**PROMPT:**
From the records, pick out and copy each line containing "Contributions".

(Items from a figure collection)
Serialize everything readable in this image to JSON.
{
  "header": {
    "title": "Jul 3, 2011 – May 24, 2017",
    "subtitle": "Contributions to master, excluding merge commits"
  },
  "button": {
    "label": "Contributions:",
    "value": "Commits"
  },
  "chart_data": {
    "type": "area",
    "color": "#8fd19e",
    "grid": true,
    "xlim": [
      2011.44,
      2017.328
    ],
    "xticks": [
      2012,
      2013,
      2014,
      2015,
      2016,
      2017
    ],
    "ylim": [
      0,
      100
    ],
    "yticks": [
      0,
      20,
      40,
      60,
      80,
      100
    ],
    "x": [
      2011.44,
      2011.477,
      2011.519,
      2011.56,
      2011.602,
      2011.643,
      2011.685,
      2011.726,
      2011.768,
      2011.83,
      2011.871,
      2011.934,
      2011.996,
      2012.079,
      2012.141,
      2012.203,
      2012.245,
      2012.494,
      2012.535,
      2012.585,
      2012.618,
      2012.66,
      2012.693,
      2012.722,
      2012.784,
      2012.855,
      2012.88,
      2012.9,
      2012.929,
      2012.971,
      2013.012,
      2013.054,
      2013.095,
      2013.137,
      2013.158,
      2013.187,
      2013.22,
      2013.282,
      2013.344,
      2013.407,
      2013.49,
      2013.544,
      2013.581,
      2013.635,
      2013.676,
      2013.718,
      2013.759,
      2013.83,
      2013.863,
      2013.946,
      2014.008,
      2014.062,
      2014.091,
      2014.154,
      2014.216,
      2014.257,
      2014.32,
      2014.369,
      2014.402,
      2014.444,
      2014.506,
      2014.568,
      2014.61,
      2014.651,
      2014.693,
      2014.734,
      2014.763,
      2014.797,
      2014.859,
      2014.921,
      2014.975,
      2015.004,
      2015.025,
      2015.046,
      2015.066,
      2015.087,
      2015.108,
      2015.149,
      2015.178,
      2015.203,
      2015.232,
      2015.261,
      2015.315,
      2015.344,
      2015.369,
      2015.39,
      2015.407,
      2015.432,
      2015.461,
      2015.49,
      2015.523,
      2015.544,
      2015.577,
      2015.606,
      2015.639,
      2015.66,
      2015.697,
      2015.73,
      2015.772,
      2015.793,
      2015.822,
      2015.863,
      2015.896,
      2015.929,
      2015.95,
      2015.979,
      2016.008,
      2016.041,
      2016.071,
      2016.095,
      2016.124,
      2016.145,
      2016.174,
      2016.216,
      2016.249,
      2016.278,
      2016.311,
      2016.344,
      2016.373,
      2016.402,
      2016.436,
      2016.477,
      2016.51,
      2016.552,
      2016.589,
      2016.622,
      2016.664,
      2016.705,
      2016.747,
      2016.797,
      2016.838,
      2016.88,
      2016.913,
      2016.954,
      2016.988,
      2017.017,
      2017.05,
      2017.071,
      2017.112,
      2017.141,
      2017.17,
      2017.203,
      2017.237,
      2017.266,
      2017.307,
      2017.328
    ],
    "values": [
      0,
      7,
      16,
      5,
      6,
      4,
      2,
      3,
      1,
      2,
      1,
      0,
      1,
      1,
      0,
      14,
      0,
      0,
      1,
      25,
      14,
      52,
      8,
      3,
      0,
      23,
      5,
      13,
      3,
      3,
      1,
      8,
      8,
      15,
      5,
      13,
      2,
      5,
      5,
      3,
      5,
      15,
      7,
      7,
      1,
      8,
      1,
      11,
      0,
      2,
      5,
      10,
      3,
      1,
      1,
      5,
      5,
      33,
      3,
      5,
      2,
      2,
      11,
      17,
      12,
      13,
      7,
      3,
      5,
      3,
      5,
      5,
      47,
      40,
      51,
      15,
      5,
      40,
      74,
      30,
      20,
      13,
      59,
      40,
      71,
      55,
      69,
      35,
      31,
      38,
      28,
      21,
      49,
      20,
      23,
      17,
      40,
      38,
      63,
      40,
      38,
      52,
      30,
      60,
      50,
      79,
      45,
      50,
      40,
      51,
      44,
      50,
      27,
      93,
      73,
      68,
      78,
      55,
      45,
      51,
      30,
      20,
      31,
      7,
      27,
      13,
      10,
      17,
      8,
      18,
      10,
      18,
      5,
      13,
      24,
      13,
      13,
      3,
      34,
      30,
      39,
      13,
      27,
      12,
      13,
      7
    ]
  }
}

**SOLVED PROBLEM:**
    "subtitle": "Contributions to master, excluding merge commits"
    "label": "Contributions:",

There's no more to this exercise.